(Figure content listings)
start

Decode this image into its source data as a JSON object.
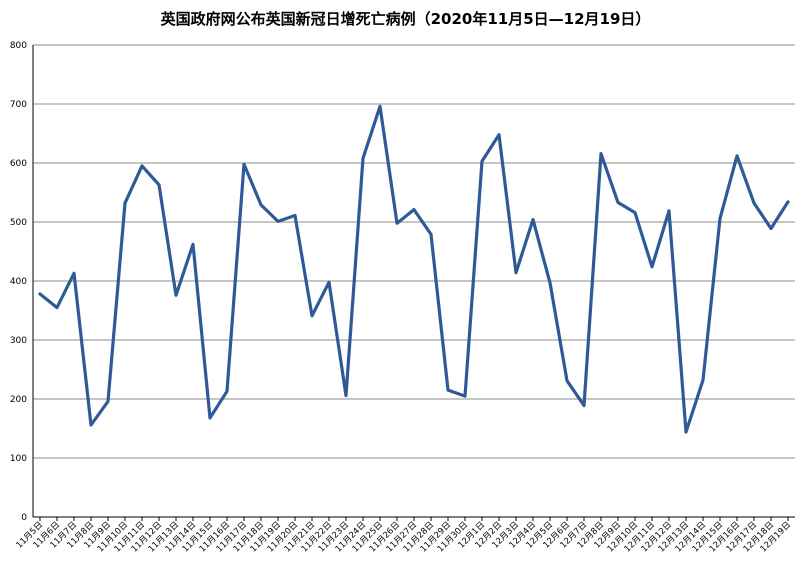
{
  "chart_data": {
    "type": "line",
    "title": "英国政府网公布英国新冠日增死亡病例（2020年11月5日—12月19日）",
    "xlabel": "",
    "ylabel": "",
    "ylim": [
      0,
      800
    ],
    "yticks": [
      0,
      100,
      200,
      300,
      400,
      500,
      600,
      700,
      800
    ],
    "grid": true,
    "legend": "none",
    "categories": [
      "11月5日",
      "11月6日",
      "11月7日",
      "11月8日",
      "11月9日",
      "11月10日",
      "11月11日",
      "11月12日",
      "11月13日",
      "11月14日",
      "11月15日",
      "11月16日",
      "11月17日",
      "11月18日",
      "11月19日",
      "11月20日",
      "11月21日",
      "11月22日",
      "11月23日",
      "11月24日",
      "11月25日",
      "11月26日",
      "11月27日",
      "11月28日",
      "11月29日",
      "11月30日",
      "12月1日",
      "12月2日",
      "12月3日",
      "12月4日",
      "12月5日",
      "12月6日",
      "12月7日",
      "12月8日",
      "12月9日",
      "12月10日",
      "12月11日",
      "12月12日",
      "12月13日",
      "12月14日",
      "12月15日",
      "12月16日",
      "12月17日",
      "12月18日",
      "12月19日"
    ],
    "series": [
      {
        "values": [
          378,
          355,
          413,
          156,
          196,
          532,
          595,
          563,
          376,
          462,
          168,
          213,
          598,
          529,
          501,
          511,
          341,
          398,
          206,
          608,
          696,
          498,
          521,
          479,
          215,
          205,
          603,
          648,
          414,
          504,
          397,
          231,
          189,
          616,
          533,
          516,
          424,
          519,
          144,
          232,
          506,
          612,
          532,
          489,
          534
        ],
        "color": "#2e5a97"
      }
    ]
  }
}
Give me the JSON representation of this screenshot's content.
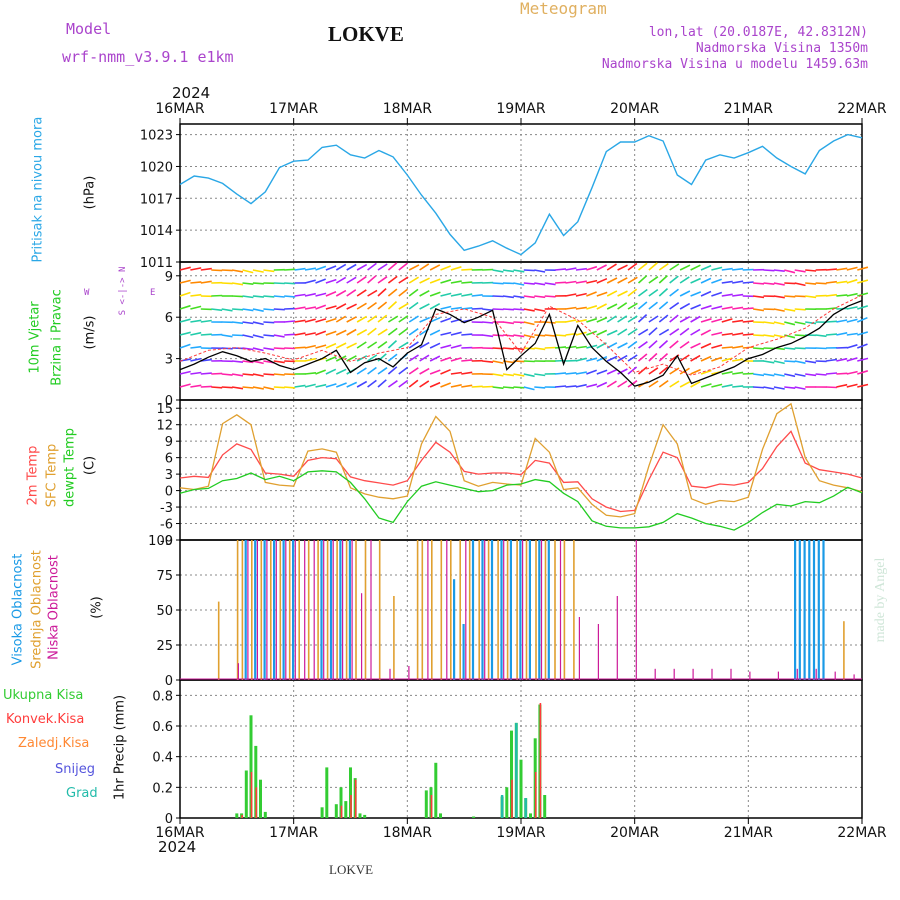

end

* **Task description**: Repeat the listing above exactly, with no pictures.

* **Written answer**:
Decode this image into its source data as a JSON object.
{
  "chart_data": {
    "type": "line",
    "title": "英国政府网公布英国新冠日增死亡病例（2020年11月5日—12月19日）",
    "xlabel": "",
    "ylabel": "",
    "ylim": [
      0,
      800
    ],
    "yticks": [
      0,
      100,
      200,
      300,
      400,
      500,
      600,
      700,
      800
    ],
    "grid": true,
    "legend": "none",
    "categories": [
      "11月5日",
      "11月6日",
      "11月7日",
      "11月8日",
      "11月9日",
      "11月10日",
      "11月11日",
      "11月12日",
      "11月13日",
      "11月14日",
      "11月15日",
      "11月16日",
      "11月17日",
      "11月18日",
      "11月19日",
      "11月20日",
      "11月21日",
      "11月22日",
      "11月23日",
      "11月24日",
      "11月25日",
      "11月26日",
      "11月27日",
      "11月28日",
      "11月29日",
      "11月30日",
      "12月1日",
      "12月2日",
      "12月3日",
      "12月4日",
      "12月5日",
      "12月6日",
      "12月7日",
      "12月8日",
      "12月9日",
      "12月10日",
      "12月11日",
      "12月12日",
      "12月13日",
      "12月14日",
      "12月15日",
      "12月16日",
      "12月17日",
      "12月18日",
      "12月19日"
    ],
    "series": [
      {
        "values": [
          378,
          355,
          413,
          156,
          196,
          532,
          595,
          563,
          376,
          462,
          168,
          213,
          598,
          529,
          501,
          511,
          341,
          398,
          206,
          608,
          696,
          498,
          521,
          479,
          215,
          205,
          603,
          648,
          414,
          504,
          397,
          231,
          189,
          616,
          533,
          516,
          424,
          519,
          144,
          232,
          506,
          612,
          532,
          489,
          534
        ],
        "color": "#2e5a97"
      }
    ]
  }
}
Give me the JSON representation of this screenshot's content.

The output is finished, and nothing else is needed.